EXERCISE DETAILS —
Go through the listing and return every line with "Sharpe" in it.

═══ ENTRIES SUPPLIED ═══

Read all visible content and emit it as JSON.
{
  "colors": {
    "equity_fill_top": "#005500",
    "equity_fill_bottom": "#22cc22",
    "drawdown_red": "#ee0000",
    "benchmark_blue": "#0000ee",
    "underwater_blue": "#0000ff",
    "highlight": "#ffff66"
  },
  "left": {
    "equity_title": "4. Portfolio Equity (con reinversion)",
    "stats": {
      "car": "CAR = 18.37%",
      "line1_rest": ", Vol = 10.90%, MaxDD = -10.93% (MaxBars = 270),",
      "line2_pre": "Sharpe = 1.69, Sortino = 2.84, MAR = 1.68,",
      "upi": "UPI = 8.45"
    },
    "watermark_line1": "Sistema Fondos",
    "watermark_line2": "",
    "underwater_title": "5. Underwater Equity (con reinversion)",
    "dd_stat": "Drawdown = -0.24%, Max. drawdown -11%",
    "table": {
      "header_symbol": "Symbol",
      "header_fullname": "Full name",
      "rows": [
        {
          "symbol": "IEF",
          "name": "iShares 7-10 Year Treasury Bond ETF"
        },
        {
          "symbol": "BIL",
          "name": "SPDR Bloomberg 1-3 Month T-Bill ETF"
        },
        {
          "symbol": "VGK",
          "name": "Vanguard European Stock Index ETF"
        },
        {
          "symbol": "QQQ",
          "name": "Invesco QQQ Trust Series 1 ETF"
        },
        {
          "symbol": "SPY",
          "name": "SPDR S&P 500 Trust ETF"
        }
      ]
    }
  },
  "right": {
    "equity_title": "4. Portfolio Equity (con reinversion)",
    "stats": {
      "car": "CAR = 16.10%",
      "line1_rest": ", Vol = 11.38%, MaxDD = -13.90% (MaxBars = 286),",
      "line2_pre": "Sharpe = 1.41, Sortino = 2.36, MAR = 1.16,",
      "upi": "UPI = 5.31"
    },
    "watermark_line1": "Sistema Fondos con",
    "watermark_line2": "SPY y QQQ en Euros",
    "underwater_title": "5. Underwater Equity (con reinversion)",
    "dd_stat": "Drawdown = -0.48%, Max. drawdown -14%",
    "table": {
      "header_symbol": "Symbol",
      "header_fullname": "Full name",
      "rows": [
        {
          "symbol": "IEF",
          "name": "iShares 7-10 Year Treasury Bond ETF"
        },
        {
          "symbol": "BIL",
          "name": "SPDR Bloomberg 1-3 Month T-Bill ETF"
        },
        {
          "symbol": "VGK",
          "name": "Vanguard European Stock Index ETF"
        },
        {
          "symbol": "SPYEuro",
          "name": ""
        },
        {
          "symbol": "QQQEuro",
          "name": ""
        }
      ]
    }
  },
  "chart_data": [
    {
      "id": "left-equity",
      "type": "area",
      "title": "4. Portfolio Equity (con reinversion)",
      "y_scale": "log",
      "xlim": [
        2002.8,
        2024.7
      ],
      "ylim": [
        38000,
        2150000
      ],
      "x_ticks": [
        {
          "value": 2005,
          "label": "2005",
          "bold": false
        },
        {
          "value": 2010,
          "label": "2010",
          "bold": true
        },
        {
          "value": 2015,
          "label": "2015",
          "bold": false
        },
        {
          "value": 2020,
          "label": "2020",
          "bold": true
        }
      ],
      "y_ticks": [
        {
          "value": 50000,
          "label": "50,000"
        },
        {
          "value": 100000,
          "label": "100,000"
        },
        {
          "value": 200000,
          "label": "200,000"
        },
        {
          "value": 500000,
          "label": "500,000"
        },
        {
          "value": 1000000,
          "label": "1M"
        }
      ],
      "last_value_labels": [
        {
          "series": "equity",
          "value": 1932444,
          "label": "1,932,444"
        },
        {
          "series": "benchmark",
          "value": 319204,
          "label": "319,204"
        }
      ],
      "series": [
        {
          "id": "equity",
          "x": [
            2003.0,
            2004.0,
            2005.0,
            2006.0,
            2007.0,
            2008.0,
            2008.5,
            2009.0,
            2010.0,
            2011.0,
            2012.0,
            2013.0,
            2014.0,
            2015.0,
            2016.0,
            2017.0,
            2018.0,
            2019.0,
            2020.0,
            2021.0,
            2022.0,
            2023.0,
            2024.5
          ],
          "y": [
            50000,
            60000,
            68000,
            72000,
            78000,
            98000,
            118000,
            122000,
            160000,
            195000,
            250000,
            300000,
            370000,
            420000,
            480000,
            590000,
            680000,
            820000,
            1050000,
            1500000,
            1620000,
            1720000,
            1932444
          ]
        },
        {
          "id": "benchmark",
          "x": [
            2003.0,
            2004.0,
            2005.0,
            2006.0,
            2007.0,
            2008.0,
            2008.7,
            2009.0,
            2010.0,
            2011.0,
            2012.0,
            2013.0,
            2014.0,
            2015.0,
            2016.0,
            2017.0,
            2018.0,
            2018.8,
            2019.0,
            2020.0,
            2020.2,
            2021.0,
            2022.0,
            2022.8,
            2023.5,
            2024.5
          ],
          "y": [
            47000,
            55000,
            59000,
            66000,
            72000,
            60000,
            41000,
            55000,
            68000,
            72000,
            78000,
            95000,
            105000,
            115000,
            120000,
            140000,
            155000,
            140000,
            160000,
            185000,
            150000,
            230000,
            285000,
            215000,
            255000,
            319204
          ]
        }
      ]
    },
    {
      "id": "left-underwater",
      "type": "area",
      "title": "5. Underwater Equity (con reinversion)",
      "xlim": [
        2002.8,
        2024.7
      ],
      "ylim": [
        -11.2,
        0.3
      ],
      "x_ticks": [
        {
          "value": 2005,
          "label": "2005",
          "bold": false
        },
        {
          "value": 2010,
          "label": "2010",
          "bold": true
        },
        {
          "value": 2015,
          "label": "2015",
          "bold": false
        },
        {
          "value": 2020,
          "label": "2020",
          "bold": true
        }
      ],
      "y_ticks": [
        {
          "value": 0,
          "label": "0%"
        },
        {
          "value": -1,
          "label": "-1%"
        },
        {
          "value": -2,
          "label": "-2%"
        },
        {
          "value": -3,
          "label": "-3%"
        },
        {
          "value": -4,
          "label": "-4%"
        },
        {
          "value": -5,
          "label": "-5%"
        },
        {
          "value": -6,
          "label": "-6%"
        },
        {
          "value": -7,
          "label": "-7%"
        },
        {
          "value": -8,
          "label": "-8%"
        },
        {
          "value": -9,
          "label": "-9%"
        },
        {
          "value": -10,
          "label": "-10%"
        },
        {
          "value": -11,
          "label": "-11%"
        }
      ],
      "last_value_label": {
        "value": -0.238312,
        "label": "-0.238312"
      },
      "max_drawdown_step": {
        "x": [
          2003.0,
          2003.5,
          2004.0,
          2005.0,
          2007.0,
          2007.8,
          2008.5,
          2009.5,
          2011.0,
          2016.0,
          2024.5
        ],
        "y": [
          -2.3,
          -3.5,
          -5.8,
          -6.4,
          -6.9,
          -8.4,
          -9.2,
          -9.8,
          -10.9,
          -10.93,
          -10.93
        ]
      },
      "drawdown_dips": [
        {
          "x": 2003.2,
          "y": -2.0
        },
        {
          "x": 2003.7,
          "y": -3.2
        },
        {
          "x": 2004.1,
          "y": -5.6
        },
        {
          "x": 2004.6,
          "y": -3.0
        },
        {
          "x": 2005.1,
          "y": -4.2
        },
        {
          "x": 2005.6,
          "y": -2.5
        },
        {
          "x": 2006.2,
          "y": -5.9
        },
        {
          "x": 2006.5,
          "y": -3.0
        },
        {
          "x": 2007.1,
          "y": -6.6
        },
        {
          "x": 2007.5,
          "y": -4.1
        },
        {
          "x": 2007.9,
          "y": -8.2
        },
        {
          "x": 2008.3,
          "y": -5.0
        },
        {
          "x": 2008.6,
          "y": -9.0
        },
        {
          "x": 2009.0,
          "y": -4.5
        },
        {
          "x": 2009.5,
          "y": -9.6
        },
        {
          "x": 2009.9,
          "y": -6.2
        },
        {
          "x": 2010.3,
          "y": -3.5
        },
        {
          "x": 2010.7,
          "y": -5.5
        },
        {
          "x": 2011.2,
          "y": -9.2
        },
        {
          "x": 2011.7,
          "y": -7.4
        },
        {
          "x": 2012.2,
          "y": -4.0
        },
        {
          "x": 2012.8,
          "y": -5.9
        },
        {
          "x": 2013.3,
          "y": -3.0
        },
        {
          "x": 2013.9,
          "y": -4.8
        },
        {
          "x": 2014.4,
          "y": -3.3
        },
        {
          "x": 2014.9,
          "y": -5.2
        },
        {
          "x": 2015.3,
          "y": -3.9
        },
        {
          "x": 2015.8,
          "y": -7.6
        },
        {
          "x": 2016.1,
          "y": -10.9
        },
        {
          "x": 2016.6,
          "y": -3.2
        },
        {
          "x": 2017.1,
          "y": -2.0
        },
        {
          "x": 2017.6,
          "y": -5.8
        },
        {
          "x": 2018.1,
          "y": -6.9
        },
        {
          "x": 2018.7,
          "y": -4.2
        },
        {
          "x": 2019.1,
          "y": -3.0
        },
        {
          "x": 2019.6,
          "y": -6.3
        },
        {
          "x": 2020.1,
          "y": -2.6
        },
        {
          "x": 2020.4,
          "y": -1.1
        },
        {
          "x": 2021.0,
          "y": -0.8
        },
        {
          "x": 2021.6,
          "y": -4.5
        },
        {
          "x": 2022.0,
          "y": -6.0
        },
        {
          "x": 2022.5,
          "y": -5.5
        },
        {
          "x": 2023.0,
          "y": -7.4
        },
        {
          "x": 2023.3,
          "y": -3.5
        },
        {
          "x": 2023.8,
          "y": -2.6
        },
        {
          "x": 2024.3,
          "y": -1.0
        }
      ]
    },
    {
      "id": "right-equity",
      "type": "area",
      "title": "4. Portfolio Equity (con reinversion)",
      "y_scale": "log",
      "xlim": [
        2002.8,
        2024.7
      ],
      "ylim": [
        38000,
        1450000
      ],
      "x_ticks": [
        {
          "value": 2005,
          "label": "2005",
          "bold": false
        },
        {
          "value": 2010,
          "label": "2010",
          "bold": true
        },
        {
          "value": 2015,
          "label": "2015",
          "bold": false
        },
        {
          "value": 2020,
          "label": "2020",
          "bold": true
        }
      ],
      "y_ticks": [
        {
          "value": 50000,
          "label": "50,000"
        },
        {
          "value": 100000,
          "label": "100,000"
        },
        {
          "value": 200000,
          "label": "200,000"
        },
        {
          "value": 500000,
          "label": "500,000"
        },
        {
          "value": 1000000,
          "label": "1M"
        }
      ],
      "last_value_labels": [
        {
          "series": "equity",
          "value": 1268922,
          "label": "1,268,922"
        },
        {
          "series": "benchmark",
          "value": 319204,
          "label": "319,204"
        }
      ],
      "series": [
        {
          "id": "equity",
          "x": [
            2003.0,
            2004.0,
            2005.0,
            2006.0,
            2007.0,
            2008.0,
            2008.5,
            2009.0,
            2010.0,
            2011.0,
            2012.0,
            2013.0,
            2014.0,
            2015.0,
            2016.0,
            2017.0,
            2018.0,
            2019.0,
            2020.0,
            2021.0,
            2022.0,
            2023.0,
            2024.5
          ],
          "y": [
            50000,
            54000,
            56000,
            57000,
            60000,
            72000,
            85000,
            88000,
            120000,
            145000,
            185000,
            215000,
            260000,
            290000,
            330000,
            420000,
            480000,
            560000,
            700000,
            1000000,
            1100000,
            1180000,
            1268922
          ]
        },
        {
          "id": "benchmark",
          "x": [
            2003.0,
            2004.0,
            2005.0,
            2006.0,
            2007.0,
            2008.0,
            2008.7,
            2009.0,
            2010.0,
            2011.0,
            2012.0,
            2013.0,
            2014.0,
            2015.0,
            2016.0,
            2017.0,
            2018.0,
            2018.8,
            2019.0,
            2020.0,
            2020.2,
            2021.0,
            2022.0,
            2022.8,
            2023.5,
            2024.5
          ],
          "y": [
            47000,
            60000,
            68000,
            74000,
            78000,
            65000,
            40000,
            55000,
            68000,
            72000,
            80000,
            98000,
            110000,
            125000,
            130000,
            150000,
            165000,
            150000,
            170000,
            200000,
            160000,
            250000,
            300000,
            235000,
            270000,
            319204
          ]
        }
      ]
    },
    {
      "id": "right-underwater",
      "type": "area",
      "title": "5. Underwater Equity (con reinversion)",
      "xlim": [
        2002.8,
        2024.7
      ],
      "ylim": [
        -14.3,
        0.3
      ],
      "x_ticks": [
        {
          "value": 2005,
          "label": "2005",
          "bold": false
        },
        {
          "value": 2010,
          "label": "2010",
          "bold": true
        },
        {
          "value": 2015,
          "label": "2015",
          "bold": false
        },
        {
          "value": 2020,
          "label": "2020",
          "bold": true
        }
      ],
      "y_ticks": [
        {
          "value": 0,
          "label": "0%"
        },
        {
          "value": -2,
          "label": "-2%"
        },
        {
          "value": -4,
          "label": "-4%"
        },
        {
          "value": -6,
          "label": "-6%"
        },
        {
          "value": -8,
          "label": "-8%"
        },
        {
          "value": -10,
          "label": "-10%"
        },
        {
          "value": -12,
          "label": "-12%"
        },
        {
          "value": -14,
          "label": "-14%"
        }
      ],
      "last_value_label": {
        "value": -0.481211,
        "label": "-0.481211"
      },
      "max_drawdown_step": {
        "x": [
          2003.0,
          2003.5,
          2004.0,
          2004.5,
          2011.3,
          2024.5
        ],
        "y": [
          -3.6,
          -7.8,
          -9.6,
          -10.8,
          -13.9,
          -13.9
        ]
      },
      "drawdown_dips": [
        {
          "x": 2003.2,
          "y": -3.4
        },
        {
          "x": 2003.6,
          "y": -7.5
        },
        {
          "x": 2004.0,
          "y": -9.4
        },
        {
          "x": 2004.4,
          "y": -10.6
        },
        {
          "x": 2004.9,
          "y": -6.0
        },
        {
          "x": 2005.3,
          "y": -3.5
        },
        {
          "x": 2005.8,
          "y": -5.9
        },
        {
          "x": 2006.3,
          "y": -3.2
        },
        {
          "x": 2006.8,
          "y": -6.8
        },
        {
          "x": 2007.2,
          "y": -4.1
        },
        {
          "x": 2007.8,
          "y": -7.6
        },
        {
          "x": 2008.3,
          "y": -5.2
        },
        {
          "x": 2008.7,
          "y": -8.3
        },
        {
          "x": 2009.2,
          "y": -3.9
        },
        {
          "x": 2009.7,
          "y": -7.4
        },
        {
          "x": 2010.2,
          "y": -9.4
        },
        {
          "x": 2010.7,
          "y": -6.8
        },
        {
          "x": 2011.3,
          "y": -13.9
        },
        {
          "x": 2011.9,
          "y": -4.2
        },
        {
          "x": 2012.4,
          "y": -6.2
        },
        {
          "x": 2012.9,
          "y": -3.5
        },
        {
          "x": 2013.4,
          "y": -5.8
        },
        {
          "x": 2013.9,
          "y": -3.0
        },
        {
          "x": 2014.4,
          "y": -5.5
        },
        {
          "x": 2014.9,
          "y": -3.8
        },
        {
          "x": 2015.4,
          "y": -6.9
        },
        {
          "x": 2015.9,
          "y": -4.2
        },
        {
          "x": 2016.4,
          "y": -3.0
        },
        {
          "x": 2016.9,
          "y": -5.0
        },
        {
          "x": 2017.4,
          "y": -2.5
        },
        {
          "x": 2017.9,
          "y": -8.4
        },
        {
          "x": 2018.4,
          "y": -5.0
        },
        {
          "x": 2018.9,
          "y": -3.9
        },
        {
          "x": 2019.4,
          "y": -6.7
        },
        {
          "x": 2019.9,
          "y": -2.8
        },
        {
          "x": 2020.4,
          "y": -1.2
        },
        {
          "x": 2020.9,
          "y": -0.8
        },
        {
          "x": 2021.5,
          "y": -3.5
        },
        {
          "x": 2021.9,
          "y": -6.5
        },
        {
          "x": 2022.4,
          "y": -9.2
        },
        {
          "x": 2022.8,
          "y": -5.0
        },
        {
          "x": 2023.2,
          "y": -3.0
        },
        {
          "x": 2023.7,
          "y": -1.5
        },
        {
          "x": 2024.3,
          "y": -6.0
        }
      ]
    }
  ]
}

═══

THE RESULT —
      "line2_pre": "Sharpe = 1.69, Sortino = 2.84, MAR = 1.68,",
      "line2_pre": "Sharpe = 1.41, Sortino = 2.36, MAR = 1.16,",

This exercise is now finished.